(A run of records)
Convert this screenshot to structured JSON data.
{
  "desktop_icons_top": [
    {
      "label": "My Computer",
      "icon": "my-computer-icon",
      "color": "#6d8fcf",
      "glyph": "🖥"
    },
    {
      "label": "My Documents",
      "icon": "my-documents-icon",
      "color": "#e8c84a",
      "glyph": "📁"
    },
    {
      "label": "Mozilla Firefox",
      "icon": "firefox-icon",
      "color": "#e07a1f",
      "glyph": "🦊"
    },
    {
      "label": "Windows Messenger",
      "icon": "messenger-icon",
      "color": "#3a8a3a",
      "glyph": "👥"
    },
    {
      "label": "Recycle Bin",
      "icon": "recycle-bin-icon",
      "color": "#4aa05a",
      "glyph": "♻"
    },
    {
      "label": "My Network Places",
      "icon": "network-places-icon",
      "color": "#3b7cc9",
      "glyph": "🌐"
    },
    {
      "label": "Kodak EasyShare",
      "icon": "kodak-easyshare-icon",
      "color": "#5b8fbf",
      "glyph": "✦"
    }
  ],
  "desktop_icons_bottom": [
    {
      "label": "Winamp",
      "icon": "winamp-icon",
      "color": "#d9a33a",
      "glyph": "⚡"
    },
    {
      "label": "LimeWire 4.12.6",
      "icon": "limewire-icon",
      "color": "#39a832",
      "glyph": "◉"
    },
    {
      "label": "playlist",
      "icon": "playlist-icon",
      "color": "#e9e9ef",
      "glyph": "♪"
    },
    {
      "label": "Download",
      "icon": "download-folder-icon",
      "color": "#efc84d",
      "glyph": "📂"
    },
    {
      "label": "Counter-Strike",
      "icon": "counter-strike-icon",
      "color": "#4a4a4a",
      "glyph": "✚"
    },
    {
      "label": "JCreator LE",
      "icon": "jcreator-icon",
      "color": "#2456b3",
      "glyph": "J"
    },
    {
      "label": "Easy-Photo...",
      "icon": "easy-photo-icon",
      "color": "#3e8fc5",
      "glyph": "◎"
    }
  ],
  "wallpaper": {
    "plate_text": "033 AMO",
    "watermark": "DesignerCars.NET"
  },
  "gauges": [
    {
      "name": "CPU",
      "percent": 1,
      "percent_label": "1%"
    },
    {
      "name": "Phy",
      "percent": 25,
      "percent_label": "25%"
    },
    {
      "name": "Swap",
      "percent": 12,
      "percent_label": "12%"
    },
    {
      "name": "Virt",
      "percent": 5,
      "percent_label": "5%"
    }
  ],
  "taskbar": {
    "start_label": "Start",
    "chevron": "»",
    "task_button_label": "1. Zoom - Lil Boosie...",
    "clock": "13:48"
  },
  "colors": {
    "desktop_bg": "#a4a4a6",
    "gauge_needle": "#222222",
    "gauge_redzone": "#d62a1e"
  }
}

Aim: Go through the listing and print each line exactly as it appears.

Solved problem:
Convert this screenshot to structured JSON data.
{
  "desktop_icons_top": [
    {
      "label": "My Computer",
      "icon": "my-computer-icon",
      "color": "#6d8fcf",
      "glyph": "🖥"
    },
    {
      "label": "My Documents",
      "icon": "my-documents-icon",
      "color": "#e8c84a",
      "glyph": "📁"
    },
    {
      "label": "Mozilla Firefox",
      "icon": "firefox-icon",
      "color": "#e07a1f",
      "glyph": "🦊"
    },
    {
      "label": "Windows Messenger",
      "icon": "messenger-icon",
      "color": "#3a8a3a",
      "glyph": "👥"
    },
    {
      "label": "Recycle Bin",
      "icon": "recycle-bin-icon",
      "color": "#4aa05a",
      "glyph": "♻"
    },
    {
      "label": "My Network Places",
      "icon": "network-places-icon",
      "color": "#3b7cc9",
      "glyph": "🌐"
    },
    {
      "label": "Kodak EasyShare",
      "icon": "kodak-easyshare-icon",
      "color": "#5b8fbf",
      "glyph": "✦"
    }
  ],
  "desktop_icons_bottom": [
    {
      "label": "Winamp",
      "icon": "winamp-icon",
      "color": "#d9a33a",
      "glyph": "⚡"
    },
    {
      "label": "LimeWire 4.12.6",
      "icon": "limewire-icon",
      "color": "#39a832",
      "glyph": "◉"
    },
    {
      "label": "playlist",
      "icon": "playlist-icon",
      "color": "#e9e9ef",
      "glyph": "♪"
    },
    {
      "label": "Download",
      "icon": "download-folder-icon",
      "color": "#efc84d",
      "glyph": "📂"
    },
    {
      "label": "Counter-Strike",
      "icon": "counter-strike-icon",
      "color": "#4a4a4a",
      "glyph": "✚"
    },
    {
      "label": "JCreator LE",
      "icon": "jcreator-icon",
      "color": "#2456b3",
      "glyph": "J"
    },
    {
      "label": "Easy-Photo...",
      "icon": "easy-photo-icon",
      "color": "#3e8fc5",
      "glyph": "◎"
    }
  ],
  "wallpaper": {
    "plate_text": "033 AMO",
    "watermark": "DesignerCars.NET"
  },
  "gauges": [
    {
      "name": "CPU",
      "percent": 1,
      "percent_label": "1%"
    },
    {
      "name": "Phy",
      "percent": 25,
      "percent_label": "25%"
    },
    {
      "name": "Swap",
      "percent": 12,
      "percent_label": "12%"
    },
    {
      "name": "Virt",
      "percent": 5,
      "percent_label": "5%"
    }
  ],
  "taskbar": {
    "start_label": "Start",
    "chevron": "»",
    "task_button_label": "1. Zoom - Lil Boosie...",
    "clock": "13:48"
  },
  "colors": {
    "desktop_bg": "#a4a4a6",
    "gauge_needle": "#222222",
    "gauge_redzone": "#d62a1e"
  }
}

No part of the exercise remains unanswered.